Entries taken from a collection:
---+---
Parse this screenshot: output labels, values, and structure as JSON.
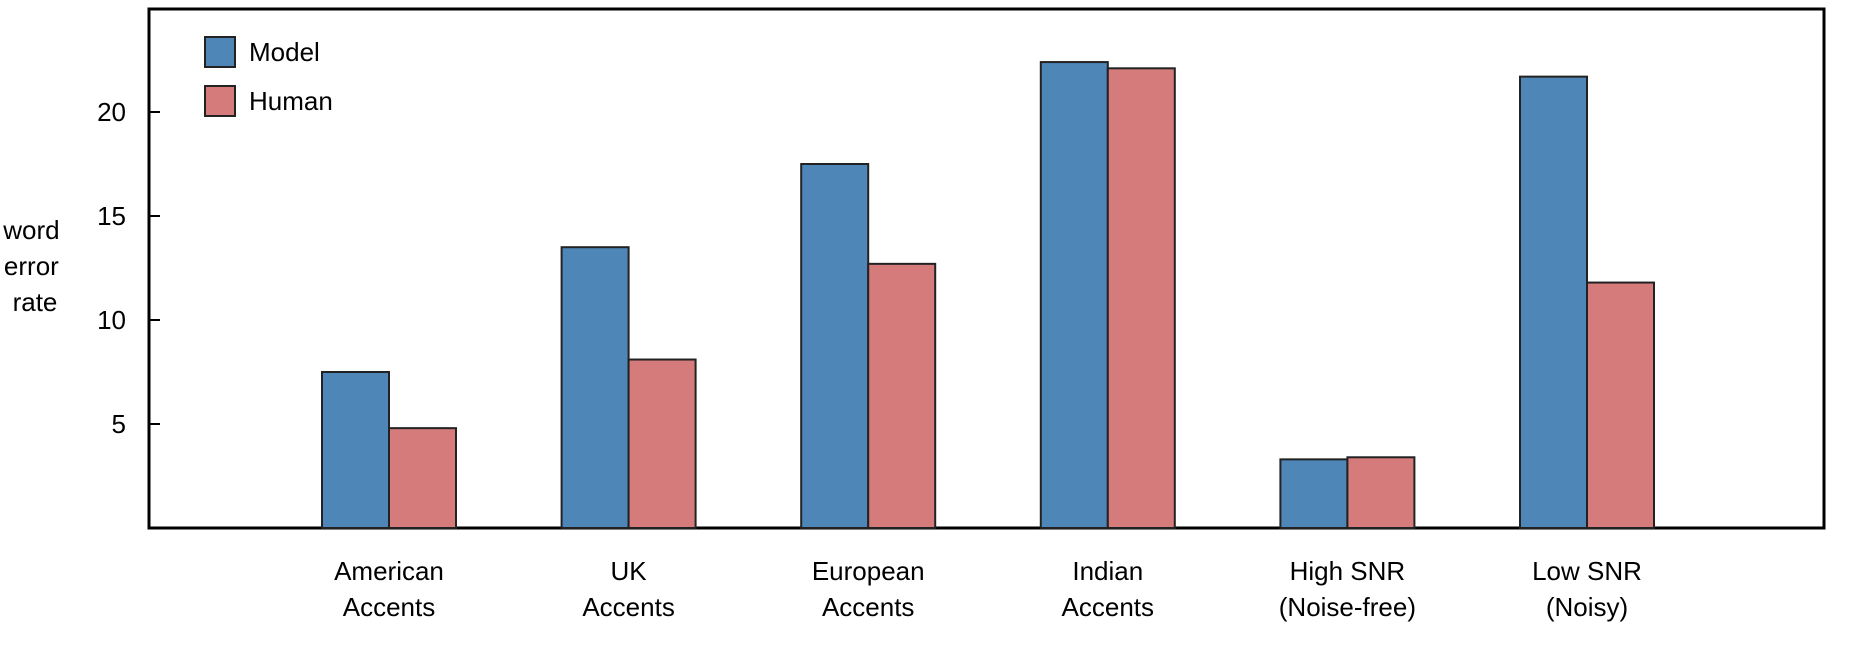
{
  "chart_data": {
    "type": "bar",
    "title": "",
    "xlabel": "",
    "ylabel": [
      "word",
      "error",
      "rate"
    ],
    "ylim": [
      0,
      24.3
    ],
    "yticks": [
      5,
      10,
      15,
      20
    ],
    "categories": [
      [
        "American",
        "Accents"
      ],
      [
        "UK",
        "Accents"
      ],
      [
        "European",
        "Accents"
      ],
      [
        "Indian",
        "Accents"
      ],
      [
        "High SNR",
        "(Noise-free)"
      ],
      [
        "Low SNR",
        "(Noisy)"
      ]
    ],
    "series": [
      {
        "name": "Model",
        "color": "#4f86b8",
        "values": [
          7.5,
          13.5,
          17.5,
          22.4,
          3.3,
          21.7
        ]
      },
      {
        "name": "Human",
        "color": "#d57b7b",
        "values": [
          4.8,
          8.1,
          12.7,
          22.1,
          3.4,
          11.8
        ]
      }
    ],
    "legend": {
      "position": "top-left"
    },
    "grid": false
  }
}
---+---
◆ GOAL OF THE EXERCISE
Your copy of the data above should match it exactly, except that pictures are left out.

◆ SOLUTION FOR THIS EXERCISE
Parse this screenshot: output labels, values, and structure as JSON.
{
  "chart_data": {
    "type": "bar",
    "title": "",
    "xlabel": "",
    "ylabel": [
      "word",
      "error",
      "rate"
    ],
    "ylim": [
      0,
      24.3
    ],
    "yticks": [
      5,
      10,
      15,
      20
    ],
    "categories": [
      [
        "American",
        "Accents"
      ],
      [
        "UK",
        "Accents"
      ],
      [
        "European",
        "Accents"
      ],
      [
        "Indian",
        "Accents"
      ],
      [
        "High SNR",
        "(Noise-free)"
      ],
      [
        "Low SNR",
        "(Noisy)"
      ]
    ],
    "series": [
      {
        "name": "Model",
        "color": "#4f86b8",
        "values": [
          7.5,
          13.5,
          17.5,
          22.4,
          3.3,
          21.7
        ]
      },
      {
        "name": "Human",
        "color": "#d57b7b",
        "values": [
          4.8,
          8.1,
          12.7,
          22.1,
          3.4,
          11.8
        ]
      }
    ],
    "legend": {
      "position": "top-left"
    },
    "grid": false
  }
}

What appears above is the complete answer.